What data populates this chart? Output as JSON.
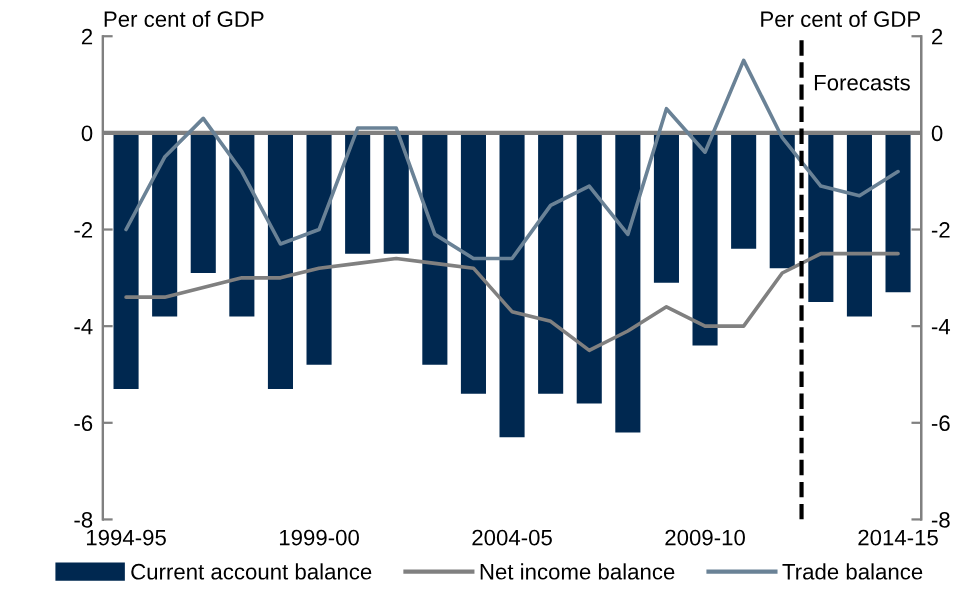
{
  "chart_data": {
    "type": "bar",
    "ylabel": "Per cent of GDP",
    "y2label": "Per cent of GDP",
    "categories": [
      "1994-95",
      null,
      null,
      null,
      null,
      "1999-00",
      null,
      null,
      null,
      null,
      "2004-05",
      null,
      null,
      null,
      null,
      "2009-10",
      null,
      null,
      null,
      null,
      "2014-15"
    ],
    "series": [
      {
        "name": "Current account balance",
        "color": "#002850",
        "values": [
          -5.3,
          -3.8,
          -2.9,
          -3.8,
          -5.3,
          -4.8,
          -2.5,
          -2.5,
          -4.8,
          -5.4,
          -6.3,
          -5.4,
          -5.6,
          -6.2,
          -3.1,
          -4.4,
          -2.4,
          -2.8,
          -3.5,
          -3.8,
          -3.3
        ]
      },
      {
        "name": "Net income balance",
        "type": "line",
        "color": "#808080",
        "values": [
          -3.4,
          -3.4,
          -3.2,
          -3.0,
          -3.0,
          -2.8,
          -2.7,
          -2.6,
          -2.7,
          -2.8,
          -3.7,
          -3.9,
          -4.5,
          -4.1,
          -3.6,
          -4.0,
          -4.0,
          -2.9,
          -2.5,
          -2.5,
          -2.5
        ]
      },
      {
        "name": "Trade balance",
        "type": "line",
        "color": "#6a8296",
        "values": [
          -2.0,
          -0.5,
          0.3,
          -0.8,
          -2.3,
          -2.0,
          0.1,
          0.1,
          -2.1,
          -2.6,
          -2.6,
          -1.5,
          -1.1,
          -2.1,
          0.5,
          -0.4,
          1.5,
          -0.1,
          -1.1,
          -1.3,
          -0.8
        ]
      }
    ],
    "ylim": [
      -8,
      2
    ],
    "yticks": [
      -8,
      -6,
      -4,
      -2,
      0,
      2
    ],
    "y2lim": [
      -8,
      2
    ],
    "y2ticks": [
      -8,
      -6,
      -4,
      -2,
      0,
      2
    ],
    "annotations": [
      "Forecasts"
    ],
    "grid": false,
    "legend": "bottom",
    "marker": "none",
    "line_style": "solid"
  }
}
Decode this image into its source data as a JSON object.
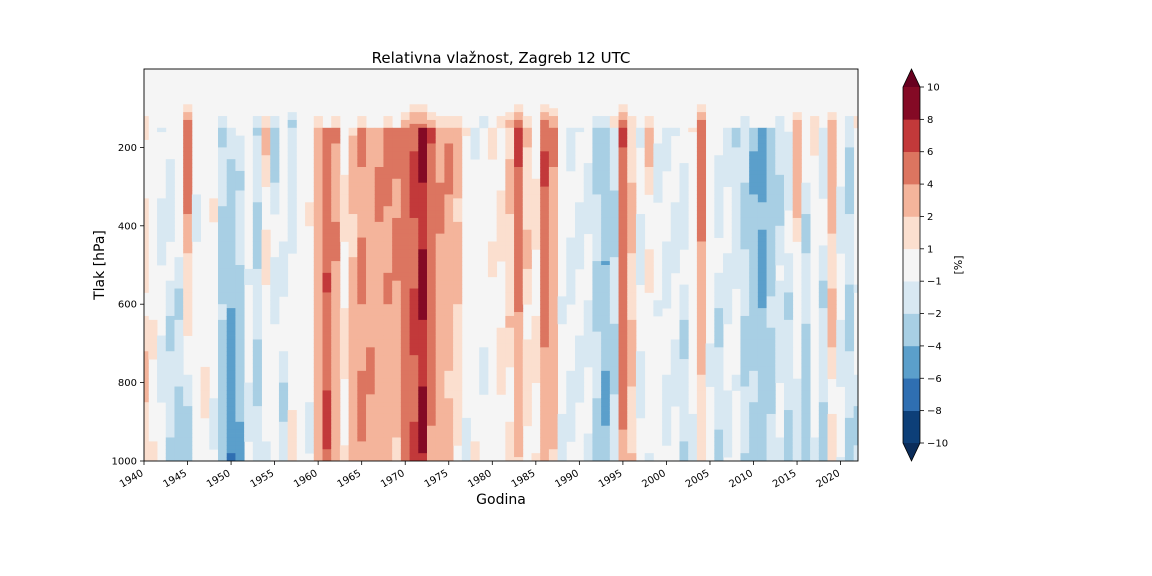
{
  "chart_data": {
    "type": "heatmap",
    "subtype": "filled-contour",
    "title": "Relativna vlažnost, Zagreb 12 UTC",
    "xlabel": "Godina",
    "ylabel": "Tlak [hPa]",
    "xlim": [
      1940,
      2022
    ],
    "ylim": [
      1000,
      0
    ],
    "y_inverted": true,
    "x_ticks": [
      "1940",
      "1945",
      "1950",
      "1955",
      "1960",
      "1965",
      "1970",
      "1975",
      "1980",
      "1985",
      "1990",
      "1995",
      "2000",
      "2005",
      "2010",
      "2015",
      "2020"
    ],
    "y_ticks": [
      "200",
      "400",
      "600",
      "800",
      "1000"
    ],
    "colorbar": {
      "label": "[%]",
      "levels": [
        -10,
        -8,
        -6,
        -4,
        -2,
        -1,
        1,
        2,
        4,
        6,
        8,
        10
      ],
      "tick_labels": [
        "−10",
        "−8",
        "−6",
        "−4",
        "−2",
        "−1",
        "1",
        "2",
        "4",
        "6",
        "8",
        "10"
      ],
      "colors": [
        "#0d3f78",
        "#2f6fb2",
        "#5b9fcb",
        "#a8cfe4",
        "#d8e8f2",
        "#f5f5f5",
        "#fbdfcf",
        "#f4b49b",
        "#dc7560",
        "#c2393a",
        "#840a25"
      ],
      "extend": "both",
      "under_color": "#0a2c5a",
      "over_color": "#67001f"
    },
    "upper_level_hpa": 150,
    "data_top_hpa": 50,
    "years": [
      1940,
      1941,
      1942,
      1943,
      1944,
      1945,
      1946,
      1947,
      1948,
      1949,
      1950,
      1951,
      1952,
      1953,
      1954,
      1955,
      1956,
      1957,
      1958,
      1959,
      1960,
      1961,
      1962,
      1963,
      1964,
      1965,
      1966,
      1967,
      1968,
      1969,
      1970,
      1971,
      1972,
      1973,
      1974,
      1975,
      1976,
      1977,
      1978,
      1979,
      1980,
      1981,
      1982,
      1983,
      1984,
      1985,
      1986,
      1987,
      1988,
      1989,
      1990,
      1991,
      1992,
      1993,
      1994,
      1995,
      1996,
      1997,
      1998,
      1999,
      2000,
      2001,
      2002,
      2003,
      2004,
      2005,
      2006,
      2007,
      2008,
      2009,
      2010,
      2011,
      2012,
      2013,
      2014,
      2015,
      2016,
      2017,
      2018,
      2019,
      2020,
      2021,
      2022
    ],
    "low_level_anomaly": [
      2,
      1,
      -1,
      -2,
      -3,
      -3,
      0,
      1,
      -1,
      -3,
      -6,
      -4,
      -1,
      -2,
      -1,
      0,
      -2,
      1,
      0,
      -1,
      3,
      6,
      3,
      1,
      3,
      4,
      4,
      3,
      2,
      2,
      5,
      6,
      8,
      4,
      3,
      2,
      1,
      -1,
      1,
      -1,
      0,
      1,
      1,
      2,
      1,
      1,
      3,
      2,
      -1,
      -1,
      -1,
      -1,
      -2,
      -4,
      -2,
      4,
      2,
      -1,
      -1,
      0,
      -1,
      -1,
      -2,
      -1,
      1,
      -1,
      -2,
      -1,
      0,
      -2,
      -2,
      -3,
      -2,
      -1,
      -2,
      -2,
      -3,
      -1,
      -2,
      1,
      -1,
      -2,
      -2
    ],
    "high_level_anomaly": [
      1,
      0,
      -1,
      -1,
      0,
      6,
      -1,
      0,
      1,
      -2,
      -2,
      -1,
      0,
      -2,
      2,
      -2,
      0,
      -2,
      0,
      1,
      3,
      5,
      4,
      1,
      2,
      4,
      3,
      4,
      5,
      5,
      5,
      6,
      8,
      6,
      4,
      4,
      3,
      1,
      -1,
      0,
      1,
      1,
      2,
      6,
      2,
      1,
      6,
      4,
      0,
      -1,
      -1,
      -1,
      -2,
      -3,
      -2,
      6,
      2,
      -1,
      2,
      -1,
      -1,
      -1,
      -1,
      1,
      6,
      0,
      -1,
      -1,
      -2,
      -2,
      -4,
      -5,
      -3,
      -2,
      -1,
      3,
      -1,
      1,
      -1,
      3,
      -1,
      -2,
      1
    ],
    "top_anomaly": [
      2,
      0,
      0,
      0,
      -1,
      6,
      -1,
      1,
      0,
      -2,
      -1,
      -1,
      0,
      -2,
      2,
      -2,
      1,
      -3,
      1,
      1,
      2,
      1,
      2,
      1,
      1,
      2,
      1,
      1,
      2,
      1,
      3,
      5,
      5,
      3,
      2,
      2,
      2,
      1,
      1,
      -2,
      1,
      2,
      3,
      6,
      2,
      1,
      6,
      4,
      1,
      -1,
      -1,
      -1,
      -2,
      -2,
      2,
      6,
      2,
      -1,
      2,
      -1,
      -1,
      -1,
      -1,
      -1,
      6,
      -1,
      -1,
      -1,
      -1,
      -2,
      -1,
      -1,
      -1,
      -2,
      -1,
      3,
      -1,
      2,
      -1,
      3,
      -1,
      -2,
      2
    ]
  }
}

§ **REQUEST**
Pick out the lines above that hold the string "balance" and show them.

§ **FULL SOLUTION**
        "name": "Current account balance",
        "name": "Net income balance",
        "name": "Trade balance",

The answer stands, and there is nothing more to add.